### Goal of the exercise
Give only one thing: the number of lines that include the word "this".

[Collection entries]

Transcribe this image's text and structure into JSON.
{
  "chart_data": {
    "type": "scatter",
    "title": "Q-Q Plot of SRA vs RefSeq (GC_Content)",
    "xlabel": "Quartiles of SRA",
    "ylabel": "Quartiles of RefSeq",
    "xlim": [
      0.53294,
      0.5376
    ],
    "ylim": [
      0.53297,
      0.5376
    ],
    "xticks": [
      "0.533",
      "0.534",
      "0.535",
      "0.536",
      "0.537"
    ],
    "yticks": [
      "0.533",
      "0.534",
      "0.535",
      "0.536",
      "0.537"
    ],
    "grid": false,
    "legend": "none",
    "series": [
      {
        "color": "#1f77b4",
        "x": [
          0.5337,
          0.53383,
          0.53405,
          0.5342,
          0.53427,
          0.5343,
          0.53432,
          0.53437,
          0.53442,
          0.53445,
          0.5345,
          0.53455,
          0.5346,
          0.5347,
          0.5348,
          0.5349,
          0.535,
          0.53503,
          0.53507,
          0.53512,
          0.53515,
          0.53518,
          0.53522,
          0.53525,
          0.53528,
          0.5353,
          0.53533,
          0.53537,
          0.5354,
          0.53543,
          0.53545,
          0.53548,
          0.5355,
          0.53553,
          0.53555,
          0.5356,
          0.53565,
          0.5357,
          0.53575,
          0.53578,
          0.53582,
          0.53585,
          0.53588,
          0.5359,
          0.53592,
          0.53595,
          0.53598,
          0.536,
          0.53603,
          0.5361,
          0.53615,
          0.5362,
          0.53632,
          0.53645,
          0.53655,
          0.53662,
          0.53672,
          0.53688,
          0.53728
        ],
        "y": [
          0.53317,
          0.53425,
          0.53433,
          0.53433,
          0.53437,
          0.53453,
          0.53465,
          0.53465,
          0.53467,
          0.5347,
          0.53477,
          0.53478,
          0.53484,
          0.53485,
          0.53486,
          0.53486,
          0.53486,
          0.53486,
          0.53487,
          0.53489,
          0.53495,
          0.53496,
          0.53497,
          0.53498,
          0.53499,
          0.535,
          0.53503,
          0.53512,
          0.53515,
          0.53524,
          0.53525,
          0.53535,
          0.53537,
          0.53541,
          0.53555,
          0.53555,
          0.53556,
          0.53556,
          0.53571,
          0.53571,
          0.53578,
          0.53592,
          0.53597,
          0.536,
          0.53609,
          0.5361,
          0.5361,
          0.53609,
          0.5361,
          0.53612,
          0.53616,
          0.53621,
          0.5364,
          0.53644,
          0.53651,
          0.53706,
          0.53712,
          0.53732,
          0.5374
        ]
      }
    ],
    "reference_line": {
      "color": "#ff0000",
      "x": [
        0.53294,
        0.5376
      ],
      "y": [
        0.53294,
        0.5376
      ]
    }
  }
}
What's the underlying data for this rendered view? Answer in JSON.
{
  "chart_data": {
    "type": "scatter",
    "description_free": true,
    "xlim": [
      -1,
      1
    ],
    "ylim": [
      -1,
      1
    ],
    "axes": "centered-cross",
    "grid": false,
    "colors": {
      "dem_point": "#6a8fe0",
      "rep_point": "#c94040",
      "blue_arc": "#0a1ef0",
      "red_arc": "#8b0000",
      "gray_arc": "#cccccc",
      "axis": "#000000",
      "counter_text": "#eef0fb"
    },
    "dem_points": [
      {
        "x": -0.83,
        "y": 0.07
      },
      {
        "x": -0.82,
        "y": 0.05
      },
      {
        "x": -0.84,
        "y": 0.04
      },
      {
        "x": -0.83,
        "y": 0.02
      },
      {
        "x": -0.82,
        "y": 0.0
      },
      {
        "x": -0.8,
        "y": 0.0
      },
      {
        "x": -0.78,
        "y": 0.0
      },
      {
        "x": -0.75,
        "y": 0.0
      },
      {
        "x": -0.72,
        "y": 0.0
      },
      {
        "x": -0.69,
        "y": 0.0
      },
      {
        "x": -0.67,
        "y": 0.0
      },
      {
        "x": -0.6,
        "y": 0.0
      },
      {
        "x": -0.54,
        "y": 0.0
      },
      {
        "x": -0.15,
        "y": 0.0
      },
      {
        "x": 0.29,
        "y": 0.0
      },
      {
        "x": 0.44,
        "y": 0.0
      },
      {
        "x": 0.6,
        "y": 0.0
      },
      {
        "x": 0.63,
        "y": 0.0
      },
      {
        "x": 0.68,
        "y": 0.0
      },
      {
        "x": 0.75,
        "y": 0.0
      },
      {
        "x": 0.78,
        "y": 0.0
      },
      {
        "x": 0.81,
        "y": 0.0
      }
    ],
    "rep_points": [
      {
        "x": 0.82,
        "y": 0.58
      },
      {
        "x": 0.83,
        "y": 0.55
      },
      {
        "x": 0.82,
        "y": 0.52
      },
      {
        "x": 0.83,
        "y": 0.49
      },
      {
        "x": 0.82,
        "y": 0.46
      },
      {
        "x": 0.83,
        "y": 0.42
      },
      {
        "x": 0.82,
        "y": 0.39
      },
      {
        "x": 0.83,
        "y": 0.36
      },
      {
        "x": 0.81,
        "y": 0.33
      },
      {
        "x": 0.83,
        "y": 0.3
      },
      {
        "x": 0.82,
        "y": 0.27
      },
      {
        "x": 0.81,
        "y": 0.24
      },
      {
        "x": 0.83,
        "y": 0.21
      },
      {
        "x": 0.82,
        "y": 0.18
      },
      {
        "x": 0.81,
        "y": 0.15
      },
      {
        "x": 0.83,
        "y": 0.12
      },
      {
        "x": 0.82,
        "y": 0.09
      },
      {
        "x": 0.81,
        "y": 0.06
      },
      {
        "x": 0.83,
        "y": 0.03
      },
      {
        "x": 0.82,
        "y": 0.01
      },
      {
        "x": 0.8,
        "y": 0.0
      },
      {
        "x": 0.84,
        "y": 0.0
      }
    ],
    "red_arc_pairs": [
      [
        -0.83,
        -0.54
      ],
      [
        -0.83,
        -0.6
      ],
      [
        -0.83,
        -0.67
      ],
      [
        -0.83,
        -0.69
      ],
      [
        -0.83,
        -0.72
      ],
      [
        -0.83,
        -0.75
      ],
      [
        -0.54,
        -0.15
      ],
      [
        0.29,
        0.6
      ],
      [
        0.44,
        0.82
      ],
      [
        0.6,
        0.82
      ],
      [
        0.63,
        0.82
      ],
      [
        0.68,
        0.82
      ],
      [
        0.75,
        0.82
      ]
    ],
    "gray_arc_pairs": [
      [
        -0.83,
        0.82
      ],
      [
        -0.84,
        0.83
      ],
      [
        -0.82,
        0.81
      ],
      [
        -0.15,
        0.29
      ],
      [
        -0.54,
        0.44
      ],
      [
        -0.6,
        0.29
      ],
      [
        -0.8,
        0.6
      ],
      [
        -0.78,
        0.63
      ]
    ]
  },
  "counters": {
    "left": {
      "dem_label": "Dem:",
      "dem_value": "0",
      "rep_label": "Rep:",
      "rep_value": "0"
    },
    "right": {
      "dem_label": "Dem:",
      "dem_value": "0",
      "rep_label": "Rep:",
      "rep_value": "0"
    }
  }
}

### Final result
2